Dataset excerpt
------
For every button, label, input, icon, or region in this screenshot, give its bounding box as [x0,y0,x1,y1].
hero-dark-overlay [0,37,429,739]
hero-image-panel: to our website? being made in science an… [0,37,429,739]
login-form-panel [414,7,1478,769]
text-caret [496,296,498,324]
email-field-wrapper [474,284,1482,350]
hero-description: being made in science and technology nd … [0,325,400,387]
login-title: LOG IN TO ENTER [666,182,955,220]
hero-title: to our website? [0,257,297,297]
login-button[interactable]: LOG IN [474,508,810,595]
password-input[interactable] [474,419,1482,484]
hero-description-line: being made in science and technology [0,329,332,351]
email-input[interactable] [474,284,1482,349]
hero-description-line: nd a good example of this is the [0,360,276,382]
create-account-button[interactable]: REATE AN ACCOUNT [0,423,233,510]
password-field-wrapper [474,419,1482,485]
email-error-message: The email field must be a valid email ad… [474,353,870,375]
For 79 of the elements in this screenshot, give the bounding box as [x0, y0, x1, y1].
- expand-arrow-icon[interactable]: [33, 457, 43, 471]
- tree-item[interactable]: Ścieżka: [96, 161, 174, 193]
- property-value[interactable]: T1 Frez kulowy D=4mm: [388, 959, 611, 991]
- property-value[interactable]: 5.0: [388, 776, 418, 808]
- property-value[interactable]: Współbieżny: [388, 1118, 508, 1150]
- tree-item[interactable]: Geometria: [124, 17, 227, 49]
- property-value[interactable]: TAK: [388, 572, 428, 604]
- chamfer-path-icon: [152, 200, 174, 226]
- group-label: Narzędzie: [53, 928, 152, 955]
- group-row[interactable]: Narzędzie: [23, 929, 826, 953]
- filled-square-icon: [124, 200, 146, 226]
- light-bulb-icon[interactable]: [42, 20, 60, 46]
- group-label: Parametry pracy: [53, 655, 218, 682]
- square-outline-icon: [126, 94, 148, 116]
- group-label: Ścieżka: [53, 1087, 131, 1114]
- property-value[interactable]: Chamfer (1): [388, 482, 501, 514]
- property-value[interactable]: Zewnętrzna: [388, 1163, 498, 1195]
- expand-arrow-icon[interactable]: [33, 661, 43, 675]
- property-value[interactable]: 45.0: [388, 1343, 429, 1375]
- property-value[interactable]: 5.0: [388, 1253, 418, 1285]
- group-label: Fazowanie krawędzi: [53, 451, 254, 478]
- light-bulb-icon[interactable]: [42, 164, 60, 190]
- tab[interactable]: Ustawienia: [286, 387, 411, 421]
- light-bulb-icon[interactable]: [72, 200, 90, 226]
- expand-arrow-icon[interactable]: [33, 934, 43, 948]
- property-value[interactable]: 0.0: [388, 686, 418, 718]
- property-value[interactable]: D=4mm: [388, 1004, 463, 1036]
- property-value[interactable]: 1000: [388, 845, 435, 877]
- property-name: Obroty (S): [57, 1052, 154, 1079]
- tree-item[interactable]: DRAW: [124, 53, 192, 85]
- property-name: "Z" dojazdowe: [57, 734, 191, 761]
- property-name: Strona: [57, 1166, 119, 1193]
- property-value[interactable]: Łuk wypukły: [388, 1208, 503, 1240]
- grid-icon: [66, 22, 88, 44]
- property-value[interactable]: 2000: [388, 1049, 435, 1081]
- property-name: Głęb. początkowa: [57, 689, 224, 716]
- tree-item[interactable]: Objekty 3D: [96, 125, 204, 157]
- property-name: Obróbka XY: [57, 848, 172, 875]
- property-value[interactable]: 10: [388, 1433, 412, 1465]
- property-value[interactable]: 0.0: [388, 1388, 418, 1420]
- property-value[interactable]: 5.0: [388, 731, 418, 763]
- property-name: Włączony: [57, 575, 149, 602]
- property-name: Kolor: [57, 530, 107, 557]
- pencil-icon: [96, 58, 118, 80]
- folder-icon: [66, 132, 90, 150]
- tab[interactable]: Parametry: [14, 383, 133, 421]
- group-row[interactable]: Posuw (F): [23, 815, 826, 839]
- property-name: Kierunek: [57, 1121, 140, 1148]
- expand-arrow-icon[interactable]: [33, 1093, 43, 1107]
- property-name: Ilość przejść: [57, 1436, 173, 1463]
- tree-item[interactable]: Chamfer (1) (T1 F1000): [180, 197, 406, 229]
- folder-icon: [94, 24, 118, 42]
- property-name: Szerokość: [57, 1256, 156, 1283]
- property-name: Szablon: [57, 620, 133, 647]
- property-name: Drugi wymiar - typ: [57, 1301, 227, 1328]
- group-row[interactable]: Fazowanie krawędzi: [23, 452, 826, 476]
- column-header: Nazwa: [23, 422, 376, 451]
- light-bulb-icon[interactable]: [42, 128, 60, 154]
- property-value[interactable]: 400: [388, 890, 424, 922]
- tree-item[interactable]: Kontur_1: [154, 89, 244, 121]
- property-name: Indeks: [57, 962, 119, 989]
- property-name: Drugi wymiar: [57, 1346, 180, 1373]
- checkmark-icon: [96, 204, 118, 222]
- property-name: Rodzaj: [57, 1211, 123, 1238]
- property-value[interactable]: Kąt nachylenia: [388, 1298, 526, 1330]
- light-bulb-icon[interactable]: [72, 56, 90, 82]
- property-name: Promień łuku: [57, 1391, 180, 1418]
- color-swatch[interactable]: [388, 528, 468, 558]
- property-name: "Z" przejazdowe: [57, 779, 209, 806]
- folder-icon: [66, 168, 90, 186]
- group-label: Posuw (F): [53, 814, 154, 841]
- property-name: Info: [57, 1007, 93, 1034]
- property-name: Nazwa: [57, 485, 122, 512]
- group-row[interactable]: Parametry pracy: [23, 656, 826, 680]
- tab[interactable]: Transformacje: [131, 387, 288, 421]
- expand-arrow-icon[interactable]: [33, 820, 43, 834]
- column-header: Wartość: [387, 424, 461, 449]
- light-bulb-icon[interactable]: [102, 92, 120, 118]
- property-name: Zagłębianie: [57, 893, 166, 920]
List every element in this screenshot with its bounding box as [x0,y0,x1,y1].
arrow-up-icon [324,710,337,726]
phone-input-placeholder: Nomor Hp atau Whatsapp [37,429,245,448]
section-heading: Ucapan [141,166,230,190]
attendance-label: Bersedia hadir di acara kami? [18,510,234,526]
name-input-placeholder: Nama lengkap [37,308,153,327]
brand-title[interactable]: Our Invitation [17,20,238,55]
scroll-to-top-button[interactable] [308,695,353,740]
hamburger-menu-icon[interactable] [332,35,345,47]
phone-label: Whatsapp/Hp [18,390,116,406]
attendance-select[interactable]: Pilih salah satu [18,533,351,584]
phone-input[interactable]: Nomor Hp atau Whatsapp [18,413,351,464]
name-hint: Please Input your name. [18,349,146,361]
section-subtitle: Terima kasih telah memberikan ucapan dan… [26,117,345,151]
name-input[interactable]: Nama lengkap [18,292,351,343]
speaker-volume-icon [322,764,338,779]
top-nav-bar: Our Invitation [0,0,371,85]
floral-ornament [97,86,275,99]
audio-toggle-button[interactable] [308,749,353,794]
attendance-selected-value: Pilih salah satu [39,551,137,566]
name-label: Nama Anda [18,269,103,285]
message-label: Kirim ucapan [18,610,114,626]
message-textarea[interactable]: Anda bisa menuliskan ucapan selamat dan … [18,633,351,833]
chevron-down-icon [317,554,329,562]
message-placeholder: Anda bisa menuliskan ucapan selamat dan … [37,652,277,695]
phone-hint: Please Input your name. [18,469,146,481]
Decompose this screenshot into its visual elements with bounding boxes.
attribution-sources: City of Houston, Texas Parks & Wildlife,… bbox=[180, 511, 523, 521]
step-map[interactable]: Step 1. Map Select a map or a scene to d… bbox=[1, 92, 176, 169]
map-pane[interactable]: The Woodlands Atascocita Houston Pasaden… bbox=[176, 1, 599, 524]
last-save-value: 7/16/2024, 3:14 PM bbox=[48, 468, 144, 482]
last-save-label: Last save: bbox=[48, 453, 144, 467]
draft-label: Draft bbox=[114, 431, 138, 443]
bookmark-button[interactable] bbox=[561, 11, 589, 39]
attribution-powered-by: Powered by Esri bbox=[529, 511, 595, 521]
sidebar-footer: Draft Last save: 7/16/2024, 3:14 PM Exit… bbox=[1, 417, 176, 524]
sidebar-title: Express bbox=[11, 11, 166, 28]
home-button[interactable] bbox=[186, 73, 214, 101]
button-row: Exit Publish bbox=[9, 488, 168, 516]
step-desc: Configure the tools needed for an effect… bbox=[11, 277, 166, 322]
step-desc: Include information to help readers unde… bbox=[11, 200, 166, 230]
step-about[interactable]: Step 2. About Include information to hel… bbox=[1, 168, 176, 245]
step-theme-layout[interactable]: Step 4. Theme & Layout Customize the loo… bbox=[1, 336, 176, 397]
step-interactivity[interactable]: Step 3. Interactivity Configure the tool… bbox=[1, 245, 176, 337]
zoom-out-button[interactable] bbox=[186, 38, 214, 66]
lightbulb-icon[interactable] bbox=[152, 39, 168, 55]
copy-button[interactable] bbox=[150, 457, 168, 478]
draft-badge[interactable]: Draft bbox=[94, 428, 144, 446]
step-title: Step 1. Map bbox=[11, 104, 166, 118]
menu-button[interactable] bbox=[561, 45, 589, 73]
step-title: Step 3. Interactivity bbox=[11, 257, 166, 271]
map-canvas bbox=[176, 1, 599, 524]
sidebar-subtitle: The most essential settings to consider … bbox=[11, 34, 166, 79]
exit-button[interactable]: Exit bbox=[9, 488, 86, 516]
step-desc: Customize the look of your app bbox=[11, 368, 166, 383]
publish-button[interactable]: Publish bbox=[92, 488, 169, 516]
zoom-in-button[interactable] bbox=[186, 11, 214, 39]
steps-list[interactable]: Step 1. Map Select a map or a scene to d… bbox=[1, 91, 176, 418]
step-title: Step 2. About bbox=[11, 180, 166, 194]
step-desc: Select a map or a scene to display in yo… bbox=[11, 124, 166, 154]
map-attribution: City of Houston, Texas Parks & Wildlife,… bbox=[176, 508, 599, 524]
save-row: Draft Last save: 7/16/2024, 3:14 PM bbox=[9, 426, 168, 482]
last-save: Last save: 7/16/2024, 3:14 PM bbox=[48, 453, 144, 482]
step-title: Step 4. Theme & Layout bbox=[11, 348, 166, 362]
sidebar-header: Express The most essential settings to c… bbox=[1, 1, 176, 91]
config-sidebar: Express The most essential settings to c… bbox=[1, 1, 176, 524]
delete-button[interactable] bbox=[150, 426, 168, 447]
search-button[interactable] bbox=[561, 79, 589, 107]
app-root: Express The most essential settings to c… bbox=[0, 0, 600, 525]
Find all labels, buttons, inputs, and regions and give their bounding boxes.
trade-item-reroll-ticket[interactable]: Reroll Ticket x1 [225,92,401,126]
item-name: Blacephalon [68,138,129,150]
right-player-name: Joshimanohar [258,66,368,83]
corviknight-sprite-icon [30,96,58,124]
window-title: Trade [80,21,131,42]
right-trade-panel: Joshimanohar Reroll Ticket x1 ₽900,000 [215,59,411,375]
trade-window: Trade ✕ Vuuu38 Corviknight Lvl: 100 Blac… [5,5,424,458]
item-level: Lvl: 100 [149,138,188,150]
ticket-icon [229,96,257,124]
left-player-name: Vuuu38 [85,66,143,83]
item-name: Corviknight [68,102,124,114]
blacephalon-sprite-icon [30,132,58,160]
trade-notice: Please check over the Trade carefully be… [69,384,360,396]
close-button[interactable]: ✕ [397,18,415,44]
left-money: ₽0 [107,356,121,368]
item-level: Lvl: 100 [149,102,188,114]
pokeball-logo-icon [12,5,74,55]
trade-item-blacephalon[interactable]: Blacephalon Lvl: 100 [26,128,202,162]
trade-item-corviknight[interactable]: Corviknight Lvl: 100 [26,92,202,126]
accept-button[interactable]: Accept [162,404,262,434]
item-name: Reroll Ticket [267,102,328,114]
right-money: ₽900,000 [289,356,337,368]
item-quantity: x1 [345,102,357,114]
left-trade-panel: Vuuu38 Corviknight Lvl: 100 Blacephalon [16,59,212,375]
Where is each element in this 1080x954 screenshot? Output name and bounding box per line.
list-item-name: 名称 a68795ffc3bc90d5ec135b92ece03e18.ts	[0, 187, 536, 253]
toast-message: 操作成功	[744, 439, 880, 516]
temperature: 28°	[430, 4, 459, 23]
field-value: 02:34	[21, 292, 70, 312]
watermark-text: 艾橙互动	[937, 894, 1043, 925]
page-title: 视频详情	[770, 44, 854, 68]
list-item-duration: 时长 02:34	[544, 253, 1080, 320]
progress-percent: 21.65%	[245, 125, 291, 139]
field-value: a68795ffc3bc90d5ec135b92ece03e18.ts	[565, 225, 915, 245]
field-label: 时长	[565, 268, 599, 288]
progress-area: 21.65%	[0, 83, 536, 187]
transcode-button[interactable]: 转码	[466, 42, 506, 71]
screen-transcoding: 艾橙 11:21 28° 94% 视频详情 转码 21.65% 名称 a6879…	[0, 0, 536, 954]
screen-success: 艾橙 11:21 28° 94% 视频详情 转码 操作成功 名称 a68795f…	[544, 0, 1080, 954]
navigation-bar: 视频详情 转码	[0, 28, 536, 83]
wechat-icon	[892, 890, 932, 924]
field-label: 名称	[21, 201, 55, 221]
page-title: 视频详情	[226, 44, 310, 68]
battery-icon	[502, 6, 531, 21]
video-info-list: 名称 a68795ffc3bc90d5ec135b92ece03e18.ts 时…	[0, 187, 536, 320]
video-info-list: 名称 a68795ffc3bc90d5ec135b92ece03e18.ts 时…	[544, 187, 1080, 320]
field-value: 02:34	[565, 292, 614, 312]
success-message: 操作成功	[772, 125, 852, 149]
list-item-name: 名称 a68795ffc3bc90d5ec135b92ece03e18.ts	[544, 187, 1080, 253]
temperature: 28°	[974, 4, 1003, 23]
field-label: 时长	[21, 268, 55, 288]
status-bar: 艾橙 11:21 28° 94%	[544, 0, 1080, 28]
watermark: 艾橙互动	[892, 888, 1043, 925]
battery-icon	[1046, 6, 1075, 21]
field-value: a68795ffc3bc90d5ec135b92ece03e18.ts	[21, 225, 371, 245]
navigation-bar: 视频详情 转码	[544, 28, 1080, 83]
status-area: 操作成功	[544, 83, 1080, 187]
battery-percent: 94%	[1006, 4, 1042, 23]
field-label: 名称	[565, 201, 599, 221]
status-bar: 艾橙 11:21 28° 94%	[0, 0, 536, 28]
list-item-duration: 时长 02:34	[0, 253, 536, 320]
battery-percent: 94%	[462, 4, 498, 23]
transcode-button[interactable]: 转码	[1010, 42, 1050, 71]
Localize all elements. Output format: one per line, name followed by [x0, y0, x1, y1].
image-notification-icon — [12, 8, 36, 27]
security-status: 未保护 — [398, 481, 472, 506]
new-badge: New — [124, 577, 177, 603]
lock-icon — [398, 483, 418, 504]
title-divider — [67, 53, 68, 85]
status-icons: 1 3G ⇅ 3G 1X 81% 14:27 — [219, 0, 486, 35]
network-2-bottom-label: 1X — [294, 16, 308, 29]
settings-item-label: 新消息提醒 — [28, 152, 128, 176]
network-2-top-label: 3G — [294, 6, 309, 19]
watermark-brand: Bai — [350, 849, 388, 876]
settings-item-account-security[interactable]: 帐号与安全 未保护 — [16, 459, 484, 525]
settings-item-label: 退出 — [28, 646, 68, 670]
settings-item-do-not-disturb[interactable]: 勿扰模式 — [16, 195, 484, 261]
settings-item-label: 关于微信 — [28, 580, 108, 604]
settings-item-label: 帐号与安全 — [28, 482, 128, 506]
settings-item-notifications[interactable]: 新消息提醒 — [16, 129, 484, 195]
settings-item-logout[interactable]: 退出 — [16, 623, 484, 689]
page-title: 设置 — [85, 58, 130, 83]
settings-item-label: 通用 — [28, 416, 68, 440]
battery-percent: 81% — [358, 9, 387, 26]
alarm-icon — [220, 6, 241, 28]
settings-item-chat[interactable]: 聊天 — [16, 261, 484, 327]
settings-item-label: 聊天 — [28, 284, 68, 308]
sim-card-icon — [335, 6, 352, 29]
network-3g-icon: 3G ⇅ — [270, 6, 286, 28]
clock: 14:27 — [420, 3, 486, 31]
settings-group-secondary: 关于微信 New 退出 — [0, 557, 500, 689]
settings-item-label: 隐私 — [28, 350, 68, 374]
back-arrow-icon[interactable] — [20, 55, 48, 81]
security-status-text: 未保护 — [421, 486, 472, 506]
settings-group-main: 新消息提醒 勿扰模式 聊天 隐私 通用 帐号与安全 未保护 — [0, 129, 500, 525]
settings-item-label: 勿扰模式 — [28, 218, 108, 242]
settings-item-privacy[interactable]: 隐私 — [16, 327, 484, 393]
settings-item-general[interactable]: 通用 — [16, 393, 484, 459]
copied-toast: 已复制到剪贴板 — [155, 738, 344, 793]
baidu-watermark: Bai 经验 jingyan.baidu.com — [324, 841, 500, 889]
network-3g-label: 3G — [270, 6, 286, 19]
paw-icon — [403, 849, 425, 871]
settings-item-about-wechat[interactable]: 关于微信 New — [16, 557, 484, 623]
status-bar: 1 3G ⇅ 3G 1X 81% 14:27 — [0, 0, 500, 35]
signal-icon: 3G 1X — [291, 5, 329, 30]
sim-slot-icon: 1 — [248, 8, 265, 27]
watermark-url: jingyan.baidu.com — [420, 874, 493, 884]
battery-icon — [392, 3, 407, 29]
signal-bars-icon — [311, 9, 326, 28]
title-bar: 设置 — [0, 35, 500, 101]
------
* Directive
Rewrite everything from the start of the material down to and including the line that contains "login-title: LOG IN" as a JSON list of strings, one string per line, with blank lines left out.

* Solution to this task
[
  "For every button, label, input, icon, or region in this screenshot, give its bounding box as [x0,y0,x1,y1].",
  "hero-dark-overlay [0,37,429,739]",
  "hero-image-panel: to our website? being made in science an… [0,37,429,739]",
  "login-form-panel [414,7,1478,769]",
  "text-caret [496,296,498,324]",
  "email-field-wrapper [474,284,1482,350]",
  "hero-description: being made in science and technology nd … [0,325,400,387]",
  "login-title: LOG IN TO ENTER [666,182,955,220]"
]